◆ Objective: Output each entry verbatim and exclude every picture from it.

## start

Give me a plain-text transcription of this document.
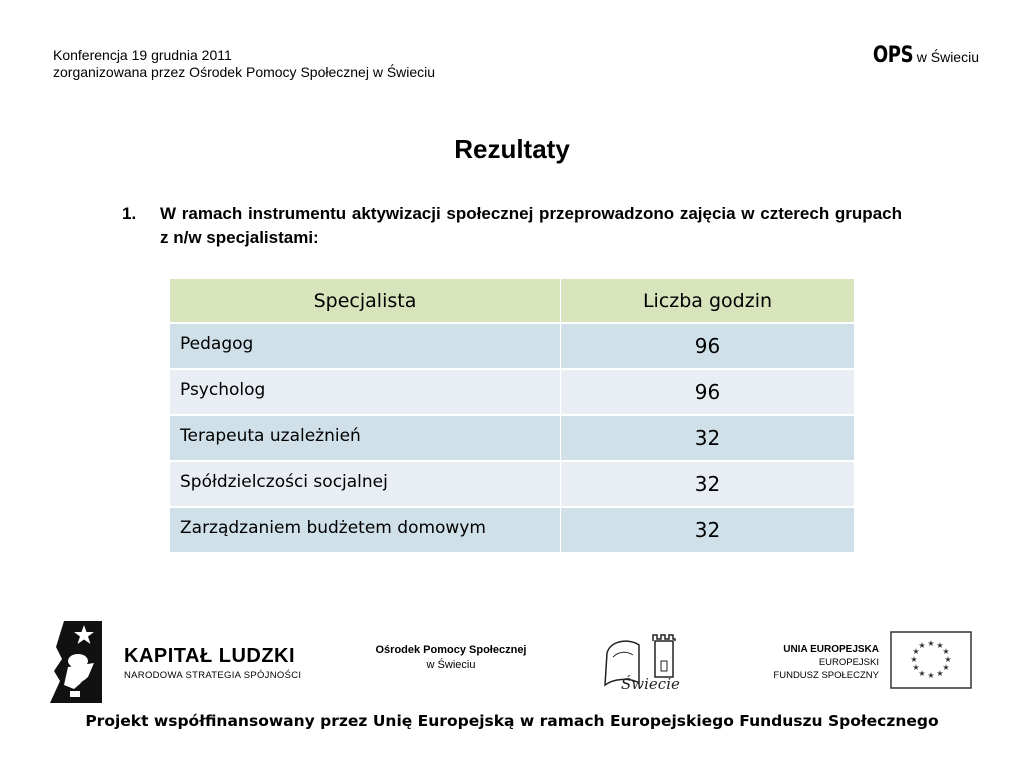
Konferencja 19 grudnia 2011
zorganizowana przez Ośrodek Pomocy Społecznej w Świeciu
OPS w Świeciu
Rezultaty
1. W ramach instrumentu aktywizacji społecznej przeprowadzono zajęcia w czterech grupach z n/w specjalistami:
Specjalista	Liczba godzin
Pedagog	96
Psycholog	96
Terapeuta uzależnień	32
Spółdzielczości socjalnej	32
Zarządzaniem budżetem domowym	32
KAPITAŁ LUDZKI
NARODOWA STRATEGIA SPÓJNOŚCI
Ośrodek Pomocy Społecznej
w Świeciu
Świecie
UNIA EUROPEJSKA
EUROPEJSKI
FUNDUSZ SPOŁECZNY
★ ★
★
★
★
★
★
★
★
★
★
★
Projekt współfinansowany przez Unię Europejską w ramach Europejskiego Funduszu Społecznego
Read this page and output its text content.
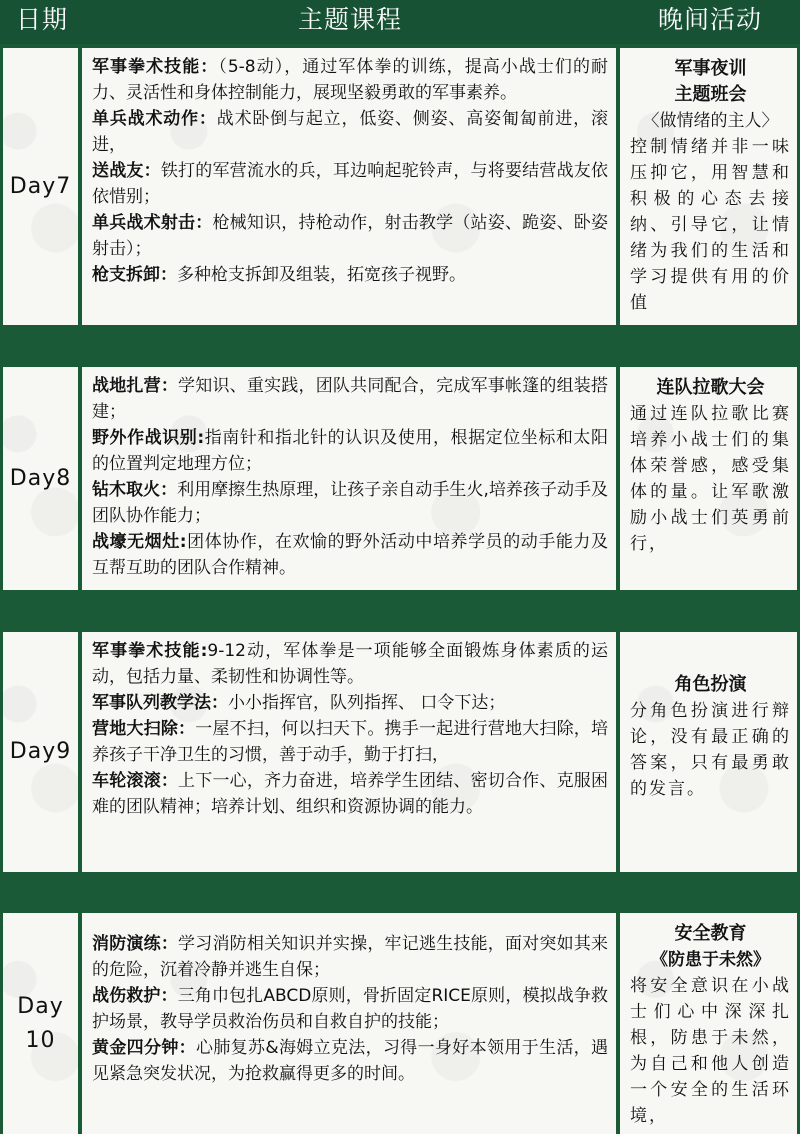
日期	主题课程	晚间活动
Day7

军事拳术技能：（5-8动），通过军体拳的训练，提高小战士们的耐力、灵活性和身体控制能力，展现坚毅勇敢的军事素养。

单兵战术动作：战术卧倒与起立，低姿、侧姿、高姿匍匐前进，滚进，

送战友：铁打的军营流水的兵，耳边响起驼铃声，与将要结营战友依依惜别；

单兵战术射击：枪械知识，持枪动作，射击教学（站姿、跪姿、卧姿射击）；

枪支拆卸：多种枪支拆卸及组装，拓宽孩子视野。

军事夜训
主题班会
〈做情绪的主人〉
控制情绪并非一味压抑它，用智慧和积极的心态去接纳、引导它，让情绪为我们的生活和学习提供有用的价值
Day8

战地扎营：学知识、重实践，团队共同配合，完成军事帐篷的组装搭建；

野外作战识别:指南针和指北针的认识及使用，根据定位坐标和太阳的位置判定地理方位；

钻木取火：利用摩擦生热原理，让孩子亲自动手生火,培养孩子动手及团队协作能力；

战壕无烟灶:团体协作，在欢愉的野外活动中培养学员的动手能力及互帮互助的团队合作精神。

连队拉歌大会
通过连队拉歌比赛培养小战士们的集体荣誉感，感受集体的量。让军歌激励小战士们英勇前行，
Day9

军事拳术技能:9-12动，军体拳是一项能够全面锻炼身体素质的运动，包括力量、柔韧性和协调性等。

军事队列教学法：小小指挥官，队列指挥、 口令下达；

营地大扫除：一屋不扫，何以扫天下。携手一起进行营地大扫除，培养孩子干净卫生的习惯，善于动手，勤于打扫，

车轮滚滚：上下一心，齐力奋进，培养学生团结、密切合作、克服困难的团队精神；培养计划、组织和资源协调的能力。

角色扮演
分角色扮演进行辩论，没有最正确的答案，只有最勇敢的发言。
Day
10

消防演练：学习消防相关知识并实操，牢记逃生技能，面对突如其来的危险，沉着冷静并逃生自保；

战伤救护：三角巾包扎ABCD原则，骨折固定RICE原则，模拟战争救护场景，教导学员救治伤员和自救自护的技能；

黄金四分钟：心肺复苏&海姆立克法，习得一身好本领用于生活，遇见紧急突发状况，为抢救赢得更多的时间。

安全教育
《防患于未然》
将安全意识在小战士们心中深深扎根，防患于未然，为自己和他人创造一个安全的生活环境，
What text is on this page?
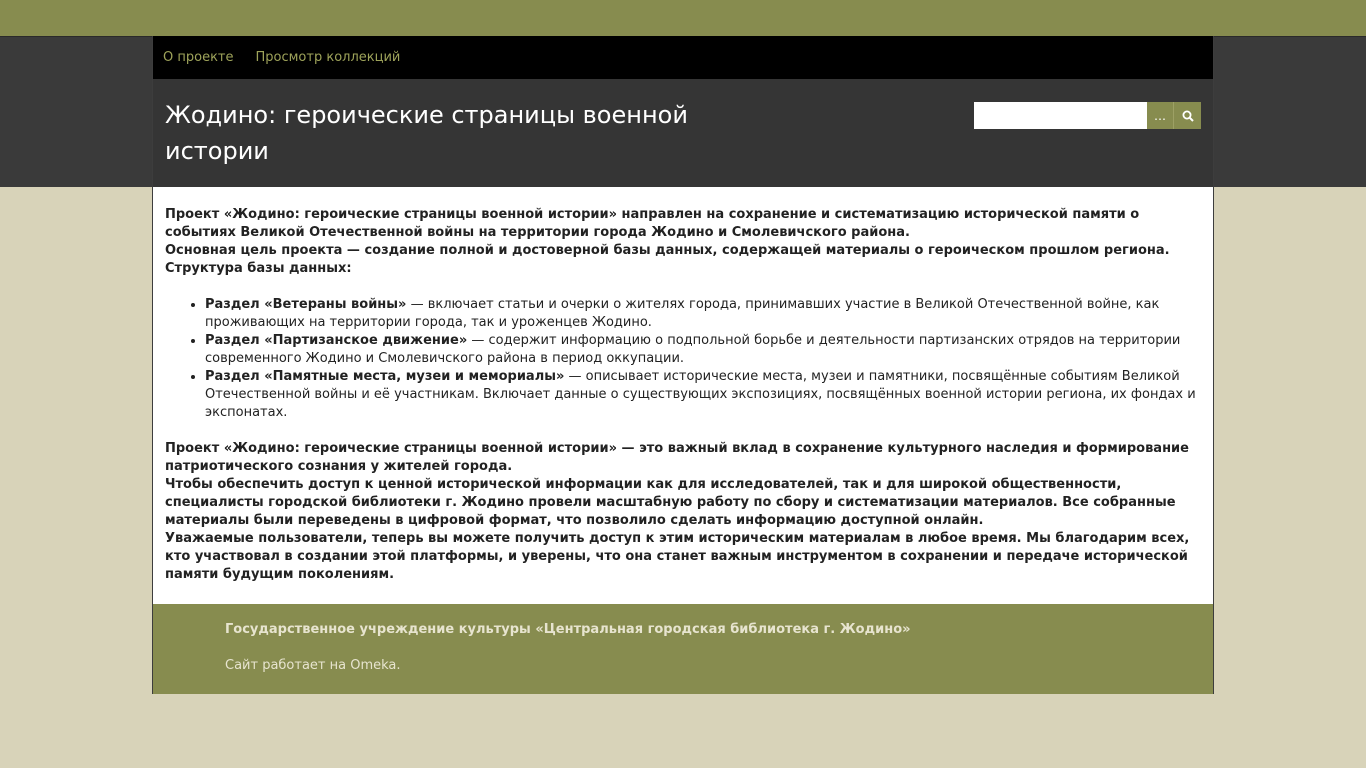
О проекте Просмотр коллекций
Жодино: героические страницы военной истории
…

Проект «Жодино: героические страницы военной истории» направлен на сохранение и систематизацию исторической памяти о событиях Великой Отечественной войны на территории города Жодино и Смолевичского района.

Основная цель проекта — создание полной и достоверной базы данных, содержащей материалы о героическом прошлом региона.

Структура базы данных:

• Раздел «Ветераны войны» — включает статьи и очерки о жителях города, принимавших участие в Великой Отечественной войне, как проживающих на территории города, так и уроженцев Жодино.
• Раздел «Партизанское движение» — содержит информацию о подпольной борьбе и деятельности партизанских отрядов на территории современного Жодино и Смолевичского района в период оккупации.
• Раздел «Памятные места, музеи и мемориалы» — описывает исторические места, музеи и памятники, посвящённые событиям Великой Отечественной войны и её участникам. Включает данные о существующих экспозициях, посвящённых военной истории региона, их фондах и экспонатах.

Проект «Жодино: героические страницы военной истории» — это важный вклад в сохранение культурного наследия и формирование патриотического сознания у жителей города.

Чтобы обеспечить доступ к ценной исторической информации как для исследователей, так и для широкой общественности, специалисты городской библиотеки г. Жодино провели масштабную работу по сбору и систематизации материалов. Все собранные материалы были переведены в цифровой формат, что позволило сделать информацию доступной онлайн.

Уважаемые пользователи, теперь вы можете получить доступ к этим историческим материалам в любое время. Мы благодарим всех, кто участвовал в создании этой платформы, и уверены, что она станет важным инструментом в сохранении и передаче исторической памяти будущим поколениям.

Государственное учреждение культуры «Центральная городская библиотека г. Жодино»

Сайт работает на Omeka.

## end

◆ Problem solution:
Give me a plain-text transcription of this document.
Konferencja 19 grudnia 2011
zorganizowana przez Ośrodek Pomocy Społecznej w Świeciu
OPS w Świeciu
Rezultaty
1. W ramach instrumentu aktywizacji społecznej przeprowadzono zajęcia w czterech grupach z n/w specjalistami:
Specjalista	Liczba godzin
Pedagog	96
Psycholog	96
Terapeuta uzależnień	32
Spółdzielczości socjalnej	32
Zarządzaniem budżetem domowym	32
KAPITAŁ LUDZKI
NARODOWA STRATEGIA SPÓJNOŚCI
Ośrodek Pomocy Społecznej
w Świeciu
Świecie
UNIA EUROPEJSKA
EUROPEJSKI
FUNDUSZ SPOŁECZNY
★ ★
★
★
★
★
★
★
★
★
★
★
Projekt współfinansowany przez Unię Europejską w ramach Europejskiego Funduszu Społecznego
Read this page and output its text content.
日期	主题课程	晚间活动
Day7

军事拳术技能：（5-8动），通过军体拳的训练，提高小战士们的耐力、灵活性和身体控制能力，展现坚毅勇敢的军事素养。

单兵战术动作：战术卧倒与起立，低姿、侧姿、高姿匍匐前进，滚进，

送战友：铁打的军营流水的兵，耳边响起驼铃声，与将要结营战友依依惜别；

单兵战术射击：枪械知识，持枪动作，射击教学（站姿、跪姿、卧姿射击）；

枪支拆卸：多种枪支拆卸及组装，拓宽孩子视野。

军事夜训
主题班会
〈做情绪的主人〉
控制情绪并非一味压抑它，用智慧和积极的心态去接纳、引导它，让情绪为我们的生活和学习提供有用的价值
Day8

战地扎营：学知识、重实践，团队共同配合，完成军事帐篷的组装搭建；

野外作战识别:指南针和指北针的认识及使用，根据定位坐标和太阳的位置判定地理方位；

钻木取火：利用摩擦生热原理，让孩子亲自动手生火,培养孩子动手及团队协作能力；

战壕无烟灶:团体协作，在欢愉的野外活动中培养学员的动手能力及互帮互助的团队合作精神。

连队拉歌大会
通过连队拉歌比赛培养小战士们的集体荣誉感，感受集体的量。让军歌激励小战士们英勇前行，
Day9

军事拳术技能:9-12动，军体拳是一项能够全面锻炼身体素质的运动，包括力量、柔韧性和协调性等。

军事队列教学法：小小指挥官，队列指挥、 口令下达；

营地大扫除：一屋不扫，何以扫天下。携手一起进行营地大扫除，培养孩子干净卫生的习惯，善于动手，勤于打扫，

车轮滚滚：上下一心，齐力奋进，培养学生团结、密切合作、克服困难的团队精神；培养计划、组织和资源协调的能力。

角色扮演
分角色扮演进行辩论，没有最正确的答案，只有最勇敢的发言。
Day
10

消防演练：学习消防相关知识并实操，牢记逃生技能，面对突如其来的危险，沉着冷静并逃生自保；

战伤救护：三角巾包扎ABCD原则，骨折固定RICE原则，模拟战争救护场景，教导学员救治伤员和自救自护的技能；

黄金四分钟：心肺复苏&海姆立克法，习得一身好本领用于生活，遇见紧急突发状况，为抢救赢得更多的时间。

安全教育
《防患于未然》
将安全意识在小战士们心中深深扎根，防患于未然，为自己和他人创造一个安全的生活环境，
What text is on this page?
О проекте Просмотр коллекций
Жодино: героические страницы военной истории
…

Проект «Жодино: героические страницы военной истории» направлен на сохранение и систематизацию исторической памяти о событиях Великой Отечественной войны на территории города Жодино и Смолевичского района.

Основная цель проекта — создание полной и достоверной базы данных, содержащей материалы о героическом прошлом региона.

Структура базы данных:

• Раздел «Ветераны войны» — включает статьи и очерки о жителях города, принимавших участие в Великой Отечественной войне, как проживающих на территории города, так и уроженцев Жодино.
• Раздел «Партизанское движение» — содержит информацию о подпольной борьбе и деятельности партизанских отрядов на территории современного Жодино и Смолевичского района в период оккупации.
• Раздел «Памятные места, музеи и мемориалы» — описывает исторические места, музеи и памятники, посвящённые событиям Великой Отечественной войны и её участникам. Включает данные о существующих экспозициях, посвящённых военной истории региона, их фондах и экспонатах.

Проект «Жодино: героические страницы военной истории» — это важный вклад в сохранение культурного наследия и формирование патриотического сознания у жителей города.

Чтобы обеспечить доступ к ценной исторической информации как для исследователей, так и для широкой общественности, специалисты городской библиотеки г. Жодино провели масштабную работу по сбору и систематизации материалов. Все собранные материалы были переведены в цифровой формат, что позволило сделать информацию доступной онлайн.

Уважаемые пользователи, теперь вы можете получить доступ к этим историческим материалам в любое время. Мы благодарим всех, кто участвовал в создании этой платформы, и уверены, что она станет важным инструментом в сохранении и передаче исторической памяти будущим поколениям.

Государственное учреждение культуры «Центральная городская библиотека г. Жодино»

Сайт работает на Omeka.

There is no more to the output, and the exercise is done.